INSTRUCTIONS TO FOLLOW: Where the string "Eisel" occurs in the material below, report the whole line.

Records from a collection:

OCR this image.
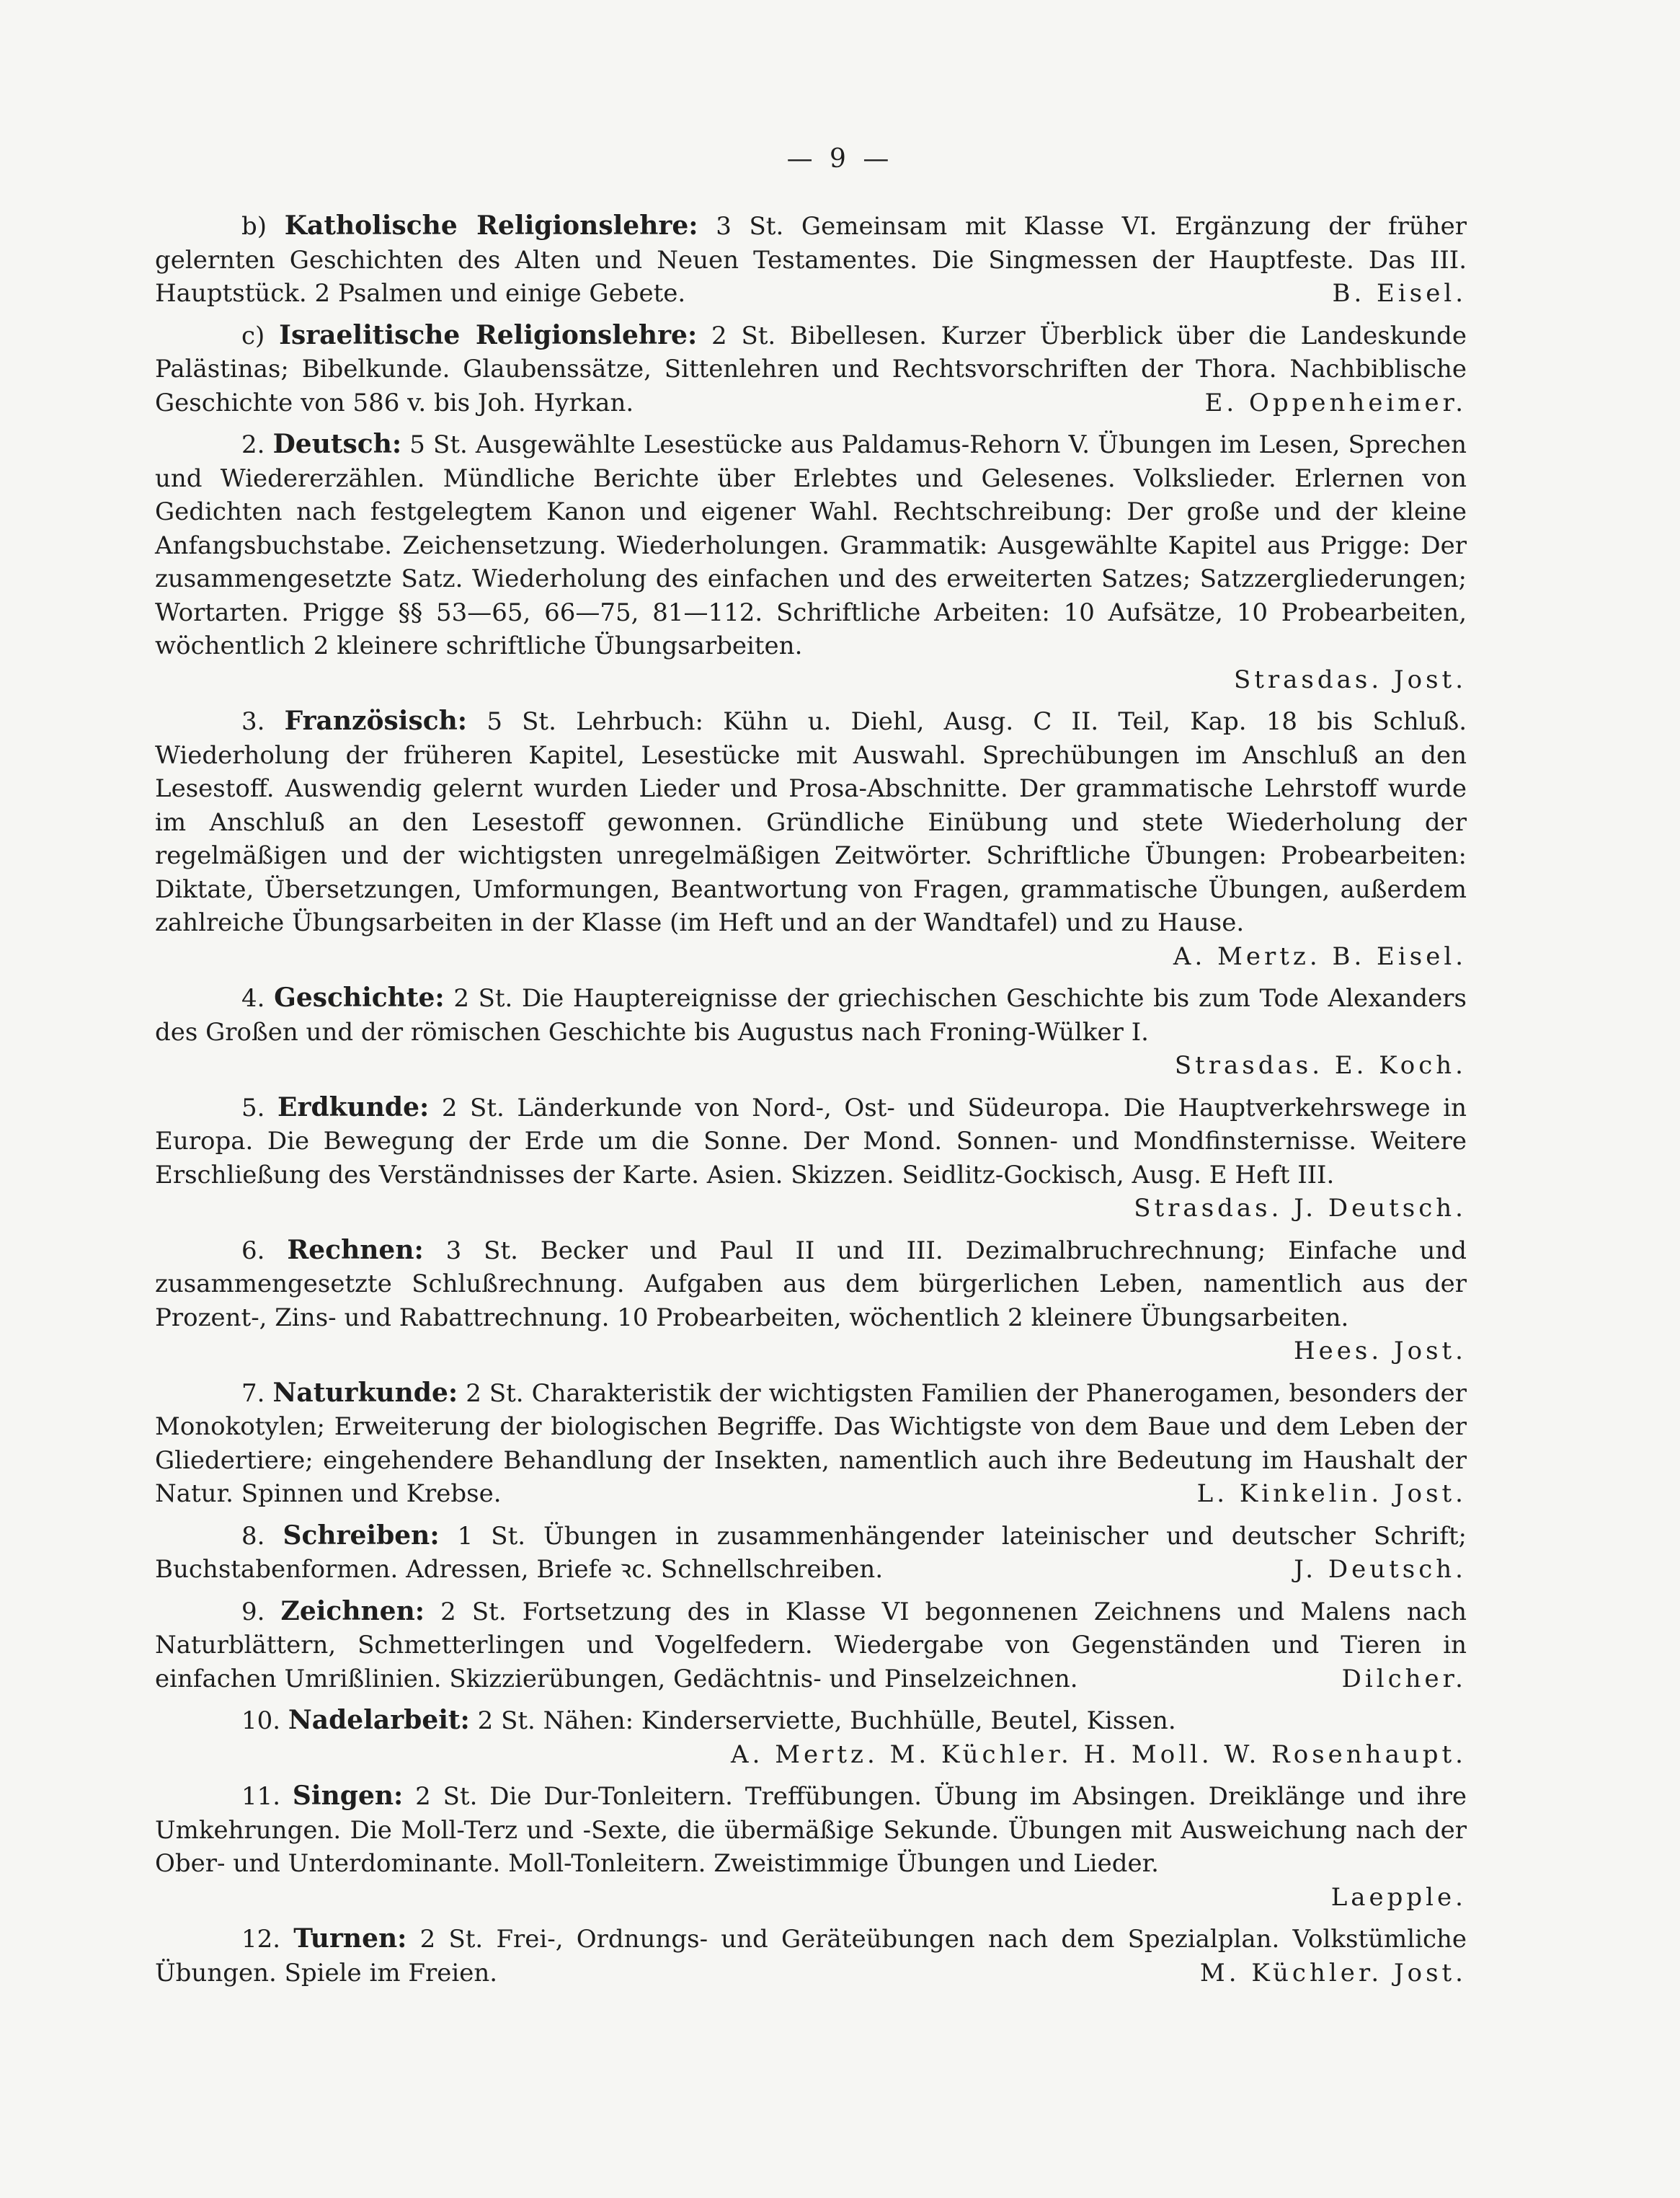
— 9 —

b) Katholische Religionslehre: 3 St. Gemeinsam mit Klasse VI. Ergänzung der früher gelernten Geschichten des Alten und Neuen Testamentes. Die Singmessen der Hauptfeste. Das III. Hauptstück. 2 Psalmen und einige Gebete.	B. Eisel.

c) Israelitische Religionslehre: 2 St. Bibellesen. Kurzer Überblick über die Landeskunde Palästinas; Bibelkunde. Glaubenssätze, Sittenlehren und Rechtsvorschriften der Thora. Nachbiblische Geschichte von 586 v. bis Joh. Hyrkan.	E. Oppenheimer.

2. Deutsch: 5 St. Ausgewählte Lesestücke aus Paldamus-Rehorn V. Übungen im Lesen, Sprechen und Wiedererzählen. Mündliche Berichte über Erlebtes und Gelesenes. Volkslieder. Erlernen von Gedichten nach festgelegtem Kanon und eigener Wahl. Rechtschreibung: Der große und der kleine Anfangsbuchstabe. Zeichensetzung. Wiederholungen. Grammatik: Ausgewählte Kapitel aus Prigge: Der zusammengesetzte Satz. Wiederholung des einfachen und des erweiterten Satzes; Satzzergliederungen; Wortarten. Prigge §§ 53—65, 66—75, 81—112. Schriftliche Arbeiten: 10 Aufsätze, 10 Probearbeiten, wöchentlich 2 kleinere schriftliche Übungsarbeiten.

Strasdas. Jost.

3. Französisch: 5 St. Lehrbuch: Kühn u. Diehl, Ausg. C II. Teil, Kap. 18 bis Schluß. Wiederholung der früheren Kapitel, Lesestücke mit Auswahl. Sprechübungen im Anschluß an den Lesestoff. Auswendig gelernt wurden Lieder und Prosa-Abschnitte. Der grammatische Lehrstoff wurde im Anschluß an den Lesestoff gewonnen. Gründliche Einübung und stete Wiederholung der regelmäßigen und der wichtigsten unregelmäßigen Zeitwörter. Schriftliche Übungen: Probearbeiten: Diktate, Übersetzungen, Umformungen, Beantwortung von Fragen, grammatische Übungen, außerdem zahlreiche Übungsarbeiten in der Klasse (im Heft und an der Wandtafel) und zu Hause.

A. Mertz. B. Eisel.

4. Geschichte: 2 St. Die Hauptereignisse der griechischen Geschichte bis zum Tode Alexanders des Großen und der römischen Geschichte bis Augustus nach Froning-Wülker I.

Strasdas. E. Koch.

5. Erdkunde: 2 St. Länderkunde von Nord-, Ost- und Südeuropa. Die Hauptverkehrswege in Europa. Die Bewegung der Erde um die Sonne. Der Mond. Sonnen- und Mondfinsternisse. Weitere Erschließung des Verständnisses der Karte. Asien. Skizzen. Seidlitz-Gockisch, Ausg. E Heft III.

Strasdas. J. Deutsch.

6. Rechnen: 3 St. Becker und Paul II und III. Dezimalbruchrechnung; Einfache und zusammengesetzte Schlußrechnung. Aufgaben aus dem bürgerlichen Leben, namentlich aus der Prozent-, Zins- und Rabattrechnung. 10 Probearbeiten, wöchentlich 2 kleinere Übungsarbeiten.

Hees. Jost.

7. Naturkunde: 2 St. Charakteristik der wichtigsten Familien der Phanerogamen, besonders der Monokotylen; Erweiterung der biologischen Begriffe. Das Wichtigste von dem Baue und dem Leben der Gliedertiere; eingehendere Behandlung der Insekten, namentlich auch ihre Bedeutung im Haushalt der Natur. Spinnen und Krebse.	L. Kinkelin. Jost.

8. Schreiben: 1 St. Übungen in zusammenhängender lateinischer und deutscher Schrift; Buchstabenformen. Adressen, Briefe ꝛc. Schnellschreiben.	J. Deutsch.

9. Zeichnen: 2 St. Fortsetzung des in Klasse VI begonnenen Zeichnens und Malens nach Naturblättern, Schmetterlingen und Vogelfedern. Wiedergabe von Gegenständen und Tieren in einfachen Umrißlinien. Skizzierübungen, Gedächtnis- und Pinselzeichnen.	Dilcher.

10. Nadelarbeit: 2 St. Nähen: Kinderserviette, Buchhülle, Beutel, Kissen.

A. Mertz. M. Küchler. H. Moll. W. Rosenhaupt.

11. Singen: 2 St. Die Dur-Tonleitern. Treffübungen. Übung im Absingen. Dreiklänge und ihre Umkehrungen. Die Moll-Terz und -Sexte, die übermäßige Sekunde. Übungen mit Ausweichung nach der Ober- und Unterdominante. Moll-Tonleitern. Zweistimmige Übungen und Lieder.

Laepple.

12. Turnen: 2 St. Frei-, Ordnungs- und Geräteübungen nach dem Spezialplan. Volkstümliche Übungen. Spiele im Freien.	M. Küchler. Jost.
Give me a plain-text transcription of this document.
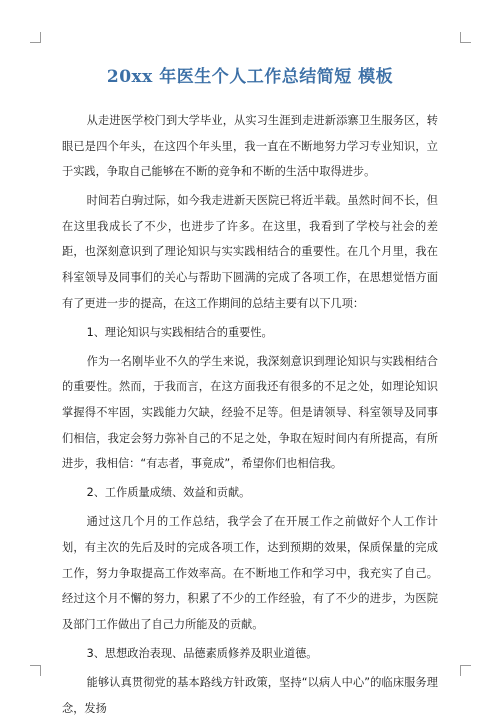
20xx 年医生个人工作总结简短 模板

从走进医学校门到大学毕业，从实习生涯到走进新添寨卫生服务区，转眼已是四个年头，在这四个年头里，我一直在不断地努力学习专业知识，立于实践，争取自己能够在不断的竞争和不断的生活中取得进步。

时间若白驹过际，如今我走进新天医院已将近半载。虽然时间不长，但在这里我成长了不少，也进步了许多。在这里，我看到了学校与社会的差距，也深刻意识到了理论知识与实实践相结合的重要性。在几个月里，我在科室领导及同事们的关心与帮助下圆满的完成了各项工作，在思想觉悟方面有了更进一步的提高，在这工作期间的总结主要有以下几项：

1、理论知识与实践相结合的重要性。

作为一名刚毕业不久的学生来说，我深刻意识到理论知识与实践相结合的重要性。然而，于我而言，在这方面我还有很多的不足之处，如理论知识掌握得不牢固，实践能力欠缺，经验不足等。但是请领导、科室领导及同事们相信，我定会努力弥补自己的不足之处，争取在短时间内有所提高，有所进步，我相信：“有志者，事竟成”，希望你们也相信我。

2、工作质量成绩、效益和贡献。

通过这几个月的工作总结，我学会了在开展工作之前做好个人工作计划，有主次的先后及时的完成各项工作，达到预期的效果，保质保量的完成工作，努力争取提高工作效率高。在不断地工作和学习中，我充实了自己。经过这个月不懈的努力，积累了不少的工作经验，有了不少的进步，为医院及部门工作做出了自己力所能及的贡献。

3、思想政治表现、品德素质修养及职业道德。

能够认真贯彻党的基本路线方针政策，坚持“以病人中心”的临床服务理念，发扬
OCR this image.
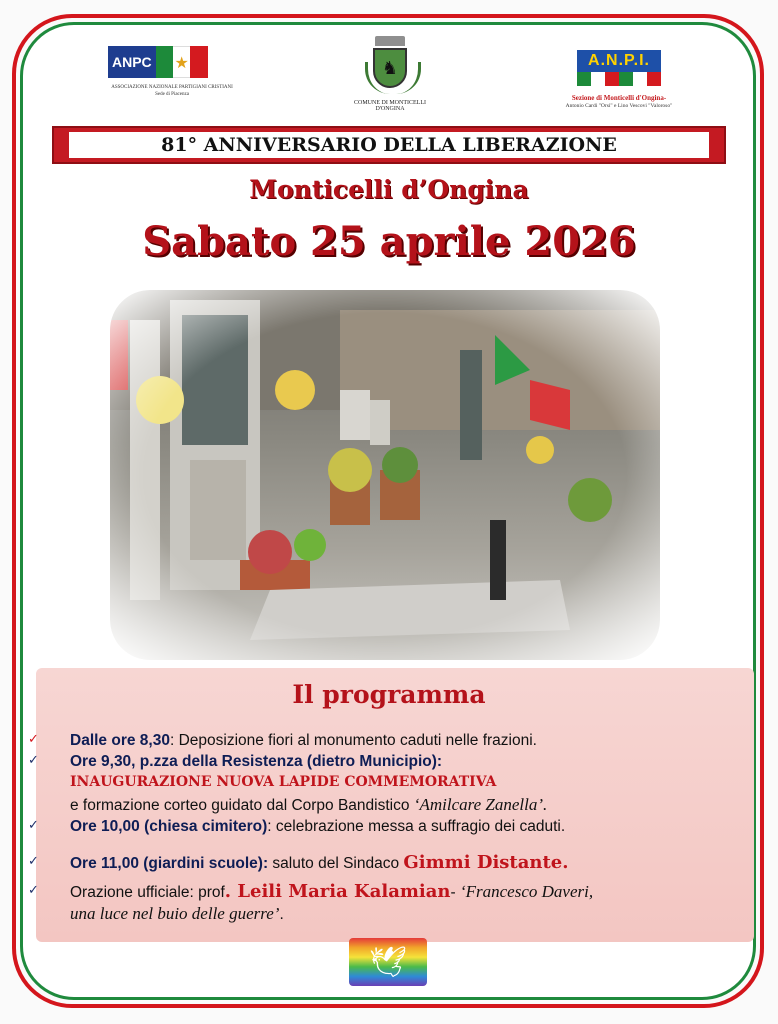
ANPC ★
ASSOCIAZIONE NAZIONALE PARTIGIANI CRISTIANI
Sede di Piacenza
♞
COMUNE DI MONTICELLI D'ONGINA
A.N.P.I.
Sezione di Monticelli d'Ongina-
Antonio Cardi "Orsi" e Lino Vescovi "Valoroso"
81° ANNIVERSARIO DELLA LIBERAZIONE
Monticelli d’Ongina
Sabato 25 aprile 2026
Il programma
✓ Dalle ore 8,30: Deposizione fiori al monumento caduti nelle frazioni.
✓ Ore 9,30, p.zza della Resistenza (dietro Municipio):
INAUGURAZIONE NUOVA LAPIDE COMMEMORATIVA
e formazione corteo guidato dal Corpo Bandistico ‘Amilcare Zanella’.
✓ Ore 10,00 (chiesa cimitero): celebrazione messa a suffragio dei caduti.
✓ Ore 11,00 (giardini scuole): saluto del Sindaco Gimmi Distante.
✓ Orazione ufficiale: prof. Leili Maria Kalamian- ‘Francesco Daveri,
una luce nel buio delle guerre’.
🕊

ANSWER:
b) Katholische Religionslehre: 3 St. Gemeinsam mit Klasse VI. Ergänzung der früher gelernten Geschichten des Alten und Neuen Testamentes. Die Singmessen der Hauptfeste. Das III. Hauptstück. 2 Psalmen und einige Gebete.	B. Eisel.
A. Mertz. B. Eisel.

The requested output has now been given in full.